**Your goal:** Recast the items below as a Markdown table with the columns "Row" and "Entry", from the first line of the items through the line holding "- cat-suffix: ELF: [194, 449, 216, 463]", inclusive. Put one line per row, number the rows in order, and leave out blank lines.
— BEGIN Dataset —
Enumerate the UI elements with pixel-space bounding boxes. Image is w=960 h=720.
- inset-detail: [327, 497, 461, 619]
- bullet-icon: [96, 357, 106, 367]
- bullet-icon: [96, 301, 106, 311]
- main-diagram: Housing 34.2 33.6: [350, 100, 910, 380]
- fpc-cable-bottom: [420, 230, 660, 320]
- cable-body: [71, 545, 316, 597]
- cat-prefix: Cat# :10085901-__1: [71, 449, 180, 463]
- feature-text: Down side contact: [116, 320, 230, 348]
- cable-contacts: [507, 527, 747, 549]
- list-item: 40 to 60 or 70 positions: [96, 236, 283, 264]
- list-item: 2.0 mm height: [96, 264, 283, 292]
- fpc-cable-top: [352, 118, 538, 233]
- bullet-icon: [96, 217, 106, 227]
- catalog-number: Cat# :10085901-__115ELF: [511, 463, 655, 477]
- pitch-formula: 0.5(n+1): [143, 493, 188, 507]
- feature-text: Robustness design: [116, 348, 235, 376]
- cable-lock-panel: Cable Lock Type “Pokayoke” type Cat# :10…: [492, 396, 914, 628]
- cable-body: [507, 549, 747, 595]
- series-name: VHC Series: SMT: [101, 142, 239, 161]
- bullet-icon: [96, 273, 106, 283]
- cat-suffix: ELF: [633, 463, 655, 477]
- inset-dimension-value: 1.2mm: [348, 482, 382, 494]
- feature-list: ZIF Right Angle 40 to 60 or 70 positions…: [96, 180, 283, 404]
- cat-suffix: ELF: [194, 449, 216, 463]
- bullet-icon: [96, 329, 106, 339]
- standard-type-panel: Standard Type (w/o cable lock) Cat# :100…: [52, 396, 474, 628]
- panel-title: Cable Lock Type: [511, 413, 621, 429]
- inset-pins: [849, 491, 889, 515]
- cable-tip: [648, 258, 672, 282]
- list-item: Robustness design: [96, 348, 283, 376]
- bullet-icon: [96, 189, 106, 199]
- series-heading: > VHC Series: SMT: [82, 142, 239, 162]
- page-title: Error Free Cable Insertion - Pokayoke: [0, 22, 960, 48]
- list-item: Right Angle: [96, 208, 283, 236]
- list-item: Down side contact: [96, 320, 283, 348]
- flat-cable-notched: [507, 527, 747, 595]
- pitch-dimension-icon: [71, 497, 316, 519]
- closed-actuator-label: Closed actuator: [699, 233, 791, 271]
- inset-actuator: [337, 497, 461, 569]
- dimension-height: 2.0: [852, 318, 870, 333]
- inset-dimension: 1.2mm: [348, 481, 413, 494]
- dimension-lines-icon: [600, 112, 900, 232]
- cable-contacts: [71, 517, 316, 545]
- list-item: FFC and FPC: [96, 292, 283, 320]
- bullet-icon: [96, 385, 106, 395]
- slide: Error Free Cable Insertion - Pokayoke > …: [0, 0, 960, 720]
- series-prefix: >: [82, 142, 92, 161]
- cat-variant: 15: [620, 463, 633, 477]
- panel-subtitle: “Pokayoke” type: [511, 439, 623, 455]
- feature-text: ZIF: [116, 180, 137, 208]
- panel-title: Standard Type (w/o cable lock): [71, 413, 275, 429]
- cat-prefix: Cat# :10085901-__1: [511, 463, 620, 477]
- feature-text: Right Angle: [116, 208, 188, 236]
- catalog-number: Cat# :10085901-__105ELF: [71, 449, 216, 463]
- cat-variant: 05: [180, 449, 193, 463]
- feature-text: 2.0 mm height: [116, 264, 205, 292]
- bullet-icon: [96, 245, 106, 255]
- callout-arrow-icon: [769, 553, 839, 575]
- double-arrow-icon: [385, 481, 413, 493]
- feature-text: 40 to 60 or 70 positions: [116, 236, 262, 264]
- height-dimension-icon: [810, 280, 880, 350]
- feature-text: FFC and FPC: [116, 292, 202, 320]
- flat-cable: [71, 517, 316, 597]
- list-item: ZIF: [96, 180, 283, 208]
— END Dataset —
**Correct output:**
| Row | Entry |
|---|---|
| 1 | Enumerate the UI elements with pixel-space bounding boxes. Image is w=960 h=720. |
| 2 | - inset-detail: [327, 497, 461, 619] |
| 3 | - bullet-icon: [96, 357, 106, 367] |
| 4 | - bullet-icon: [96, 301, 106, 311] |
| 5 | - main-diagram: Housing 34.2 33.6: [350, 100, 910, 380] |
| 6 | - fpc-cable-bottom: [420, 230, 660, 320] |
| 7 | - cable-body: [71, 545, 316, 597] |
| 8 | - cat-prefix: Cat# :10085901-__1: [71, 449, 180, 463] |
| 9 | - feature-text: Down side contact: [116, 320, 230, 348] |
| 10 | - cable-contacts: [507, 527, 747, 549] |
| 11 | - list-item: 40 to 60 or 70 positions: [96, 236, 283, 264] |
| 12 | - list-item: 2.0 mm height: [96, 264, 283, 292] |
| 13 | - fpc-cable-top: [352, 118, 538, 233] |
| 14 | - bullet-icon: [96, 217, 106, 227] |
| 15 | - catalog-number: Cat# :10085901-__115ELF: [511, 463, 655, 477] |
| 16 | - pitch-formula: 0.5(n+1): [143, 493, 188, 507] |
| 17 | - feature-text: Robustness design: [116, 348, 235, 376] |
| 18 | - cable-lock-panel: Cable Lock Type “Pokayoke” type Cat# :10…: [492, 396, 914, 628] |
| 19 | - cable-body: [507, 549, 747, 595] |
| 20 | - series-name: VHC Series: SMT: [101, 142, 239, 161] |
| 21 | - bullet-icon: [96, 273, 106, 283] |
| 22 | - cat-suffix: ELF: [633, 463, 655, 477] |
| 23 | - inset-dimension-value: 1.2mm: [348, 482, 382, 494] |
| 24 | - feature-list: ZIF Right Angle 40 to 60 or 70 positions…: [96, 180, 283, 404] |
| 25 | - cat-suffix: ELF: [194, 449, 216, 463] |